• **THE TASK**:
Read the entries below and pull out each line with the string "username".

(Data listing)
========================
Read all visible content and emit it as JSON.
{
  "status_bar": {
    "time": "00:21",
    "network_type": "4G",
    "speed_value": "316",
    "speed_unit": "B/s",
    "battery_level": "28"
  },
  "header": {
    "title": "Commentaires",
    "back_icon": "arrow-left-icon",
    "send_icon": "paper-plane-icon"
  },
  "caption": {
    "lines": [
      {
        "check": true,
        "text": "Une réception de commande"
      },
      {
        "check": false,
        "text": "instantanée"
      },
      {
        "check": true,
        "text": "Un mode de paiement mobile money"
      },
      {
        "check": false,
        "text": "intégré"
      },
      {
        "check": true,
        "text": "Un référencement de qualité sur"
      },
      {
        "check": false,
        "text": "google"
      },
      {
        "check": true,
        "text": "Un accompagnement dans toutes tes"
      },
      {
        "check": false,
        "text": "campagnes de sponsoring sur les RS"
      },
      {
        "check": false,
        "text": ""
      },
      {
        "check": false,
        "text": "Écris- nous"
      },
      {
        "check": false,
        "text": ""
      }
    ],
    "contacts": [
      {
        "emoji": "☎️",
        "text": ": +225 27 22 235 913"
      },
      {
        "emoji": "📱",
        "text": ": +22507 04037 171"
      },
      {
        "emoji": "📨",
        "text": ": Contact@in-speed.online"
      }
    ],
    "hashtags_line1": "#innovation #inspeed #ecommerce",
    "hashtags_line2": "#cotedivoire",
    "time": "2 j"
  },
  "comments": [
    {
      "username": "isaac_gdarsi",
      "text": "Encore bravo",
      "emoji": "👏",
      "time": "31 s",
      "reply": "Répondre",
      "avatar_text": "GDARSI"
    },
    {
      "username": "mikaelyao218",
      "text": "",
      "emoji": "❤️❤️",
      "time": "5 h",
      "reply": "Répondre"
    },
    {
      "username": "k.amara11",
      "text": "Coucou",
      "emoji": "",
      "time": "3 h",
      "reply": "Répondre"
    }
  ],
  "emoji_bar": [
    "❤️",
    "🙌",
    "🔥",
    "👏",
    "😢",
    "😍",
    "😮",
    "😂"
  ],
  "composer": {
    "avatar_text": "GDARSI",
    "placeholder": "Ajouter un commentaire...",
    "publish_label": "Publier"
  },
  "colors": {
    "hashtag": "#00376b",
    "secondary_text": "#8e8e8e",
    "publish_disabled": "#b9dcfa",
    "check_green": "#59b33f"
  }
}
========================
• **EXERCISE RESPONSE**:
      "username": "isaac_gdarsi",
      "username": "mikaelyao218",
      "username": "k.amara11",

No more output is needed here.